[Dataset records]
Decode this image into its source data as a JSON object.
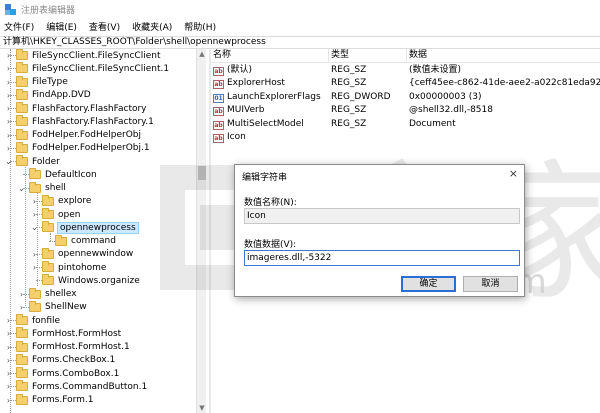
{
  "window": {
    "title": "注册表编辑器"
  },
  "menu": [
    "文件(F)",
    "编辑(E)",
    "查看(V)",
    "收藏夹(A)",
    "帮助(H)"
  ],
  "address": "计算机\\HKEY_CLASSES_ROOT\\Folder\\shell\\opennewprocess",
  "tree": [
    {
      "label": "FileSyncClient.FileSyncClient",
      "chevron": "right"
    },
    {
      "label": "FileSyncClient.FileSyncClient.1",
      "chevron": "right"
    },
    {
      "label": "FileType",
      "chevron": "right"
    },
    {
      "label": "FindApp.DVD",
      "chevron": "right"
    },
    {
      "label": "FlashFactory.FlashFactory",
      "chevron": "right"
    },
    {
      "label": "FlashFactory.FlashFactory.1",
      "chevron": "right"
    },
    {
      "label": "FodHelper.FodHelperObj",
      "chevron": "right"
    },
    {
      "label": "FodHelper.FodHelperObj.1",
      "chevron": "right"
    },
    {
      "label": "Folder",
      "chevron": "down"
    },
    {
      "label": "DefaultIcon",
      "chevron": ""
    },
    {
      "label": "shell",
      "chevron": "down"
    },
    {
      "label": "explore",
      "chevron": "right"
    },
    {
      "label": "open",
      "chevron": "right"
    },
    {
      "label": "opennewprocess",
      "chevron": "down",
      "selected": true
    },
    {
      "label": "command",
      "chevron": ""
    },
    {
      "label": "opennewwindow",
      "chevron": "right"
    },
    {
      "label": "pintohome",
      "chevron": "right"
    },
    {
      "label": "Windows.organize",
      "chevron": ""
    },
    {
      "label": "shellex",
      "chevron": "right"
    },
    {
      "label": "ShellNew",
      "chevron": "right"
    },
    {
      "label": "fonfile",
      "chevron": "right"
    },
    {
      "label": "FormHost.FormHost",
      "chevron": "right"
    },
    {
      "label": "FormHost.FormHost.1",
      "chevron": "right"
    },
    {
      "label": "Forms.CheckBox.1",
      "chevron": "right"
    },
    {
      "label": "Forms.ComboBox.1",
      "chevron": "right"
    },
    {
      "label": "Forms.CommandButton.1",
      "chevron": "right"
    },
    {
      "label": "Forms.Form.1",
      "chevron": "right"
    }
  ],
  "list": {
    "headers": {
      "name": "名称",
      "type": "类型",
      "data": "数据"
    },
    "rows": [
      {
        "name": "(默认)",
        "type": "REG_SZ",
        "data": "(数值未设置)",
        "icon": "string-value-icon"
      },
      {
        "name": "ExplorerHost",
        "type": "REG_SZ",
        "data": "{ceff45ee-c862-41de-aee2-a022c81eda92}",
        "icon": "string-value-icon"
      },
      {
        "name": "LaunchExplorerFlags",
        "type": "REG_DWORD",
        "data": "0x00000003 (3)",
        "icon": "binary-value-icon"
      },
      {
        "name": "MUIVerb",
        "type": "REG_SZ",
        "data": "@shell32.dll,-8518",
        "icon": "string-value-icon"
      },
      {
        "name": "MultiSelectModel",
        "type": "REG_SZ",
        "data": "Document",
        "icon": "string-value-icon"
      },
      {
        "name": "Icon",
        "type": "",
        "data": "",
        "icon": "string-value-icon"
      }
    ]
  },
  "dialog": {
    "title": "编辑字符串",
    "close": "×",
    "name_label": "数值名称(N):",
    "name_value": "Icon",
    "data_label": "数值数据(V):",
    "data_value": "imageres.dll,-5322",
    "ok": "确定",
    "cancel": "取消"
  },
  "watermark": {
    "text": "www.ithome.com"
  }
}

§ WORK TO BE COMPLETED: Quote the records in full and exactly; skip any image.

§ WRITTEN REPLY:
Decode this image into its source data as a JSON object.
{
  "window": {
    "title": "注册表编辑器"
  },
  "menu": [
    "文件(F)",
    "编辑(E)",
    "查看(V)",
    "收藏夹(A)",
    "帮助(H)"
  ],
  "address": "计算机\\HKEY_CLASSES_ROOT\\Folder\\shell\\opennewprocess",
  "tree": [
    {
      "label": "FileSyncClient.FileSyncClient",
      "chevron": "right"
    },
    {
      "label": "FileSyncClient.FileSyncClient.1",
      "chevron": "right"
    },
    {
      "label": "FileType",
      "chevron": "right"
    },
    {
      "label": "FindApp.DVD",
      "chevron": "right"
    },
    {
      "label": "FlashFactory.FlashFactory",
      "chevron": "right"
    },
    {
      "label": "FlashFactory.FlashFactory.1",
      "chevron": "right"
    },
    {
      "label": "FodHelper.FodHelperObj",
      "chevron": "right"
    },
    {
      "label": "FodHelper.FodHelperObj.1",
      "chevron": "right"
    },
    {
      "label": "Folder",
      "chevron": "down"
    },
    {
      "label": "DefaultIcon",
      "chevron": ""
    },
    {
      "label": "shell",
      "chevron": "down"
    },
    {
      "label": "explore",
      "chevron": "right"
    },
    {
      "label": "open",
      "chevron": "right"
    },
    {
      "label": "opennewprocess",
      "chevron": "down",
      "selected": true
    },
    {
      "label": "command",
      "chevron": ""
    },
    {
      "label": "opennewwindow",
      "chevron": "right"
    },
    {
      "label": "pintohome",
      "chevron": "right"
    },
    {
      "label": "Windows.organize",
      "chevron": ""
    },
    {
      "label": "shellex",
      "chevron": "right"
    },
    {
      "label": "ShellNew",
      "chevron": "right"
    },
    {
      "label": "fonfile",
      "chevron": "right"
    },
    {
      "label": "FormHost.FormHost",
      "chevron": "right"
    },
    {
      "label": "FormHost.FormHost.1",
      "chevron": "right"
    },
    {
      "label": "Forms.CheckBox.1",
      "chevron": "right"
    },
    {
      "label": "Forms.ComboBox.1",
      "chevron": "right"
    },
    {
      "label": "Forms.CommandButton.1",
      "chevron": "right"
    },
    {
      "label": "Forms.Form.1",
      "chevron": "right"
    }
  ],
  "list": {
    "headers": {
      "name": "名称",
      "type": "类型",
      "data": "数据"
    },
    "rows": [
      {
        "name": "(默认)",
        "type": "REG_SZ",
        "data": "(数值未设置)",
        "icon": "string-value-icon"
      },
      {
        "name": "ExplorerHost",
        "type": "REG_SZ",
        "data": "{ceff45ee-c862-41de-aee2-a022c81eda92}",
        "icon": "string-value-icon"
      },
      {
        "name": "LaunchExplorerFlags",
        "type": "REG_DWORD",
        "data": "0x00000003 (3)",
        "icon": "binary-value-icon"
      },
      {
        "name": "MUIVerb",
        "type": "REG_SZ",
        "data": "@shell32.dll,-8518",
        "icon": "string-value-icon"
      },
      {
        "name": "MultiSelectModel",
        "type": "REG_SZ",
        "data": "Document",
        "icon": "string-value-icon"
      },
      {
        "name": "Icon",
        "type": "",
        "data": "",
        "icon": "string-value-icon"
      }
    ]
  },
  "dialog": {
    "title": "编辑字符串",
    "close": "×",
    "name_label": "数值名称(N):",
    "name_value": "Icon",
    "data_label": "数值数据(V):",
    "data_value": "imageres.dll,-5322",
    "ok": "确定",
    "cancel": "取消"
  },
  "watermark": {
    "text": "www.ithome.com"
  }
}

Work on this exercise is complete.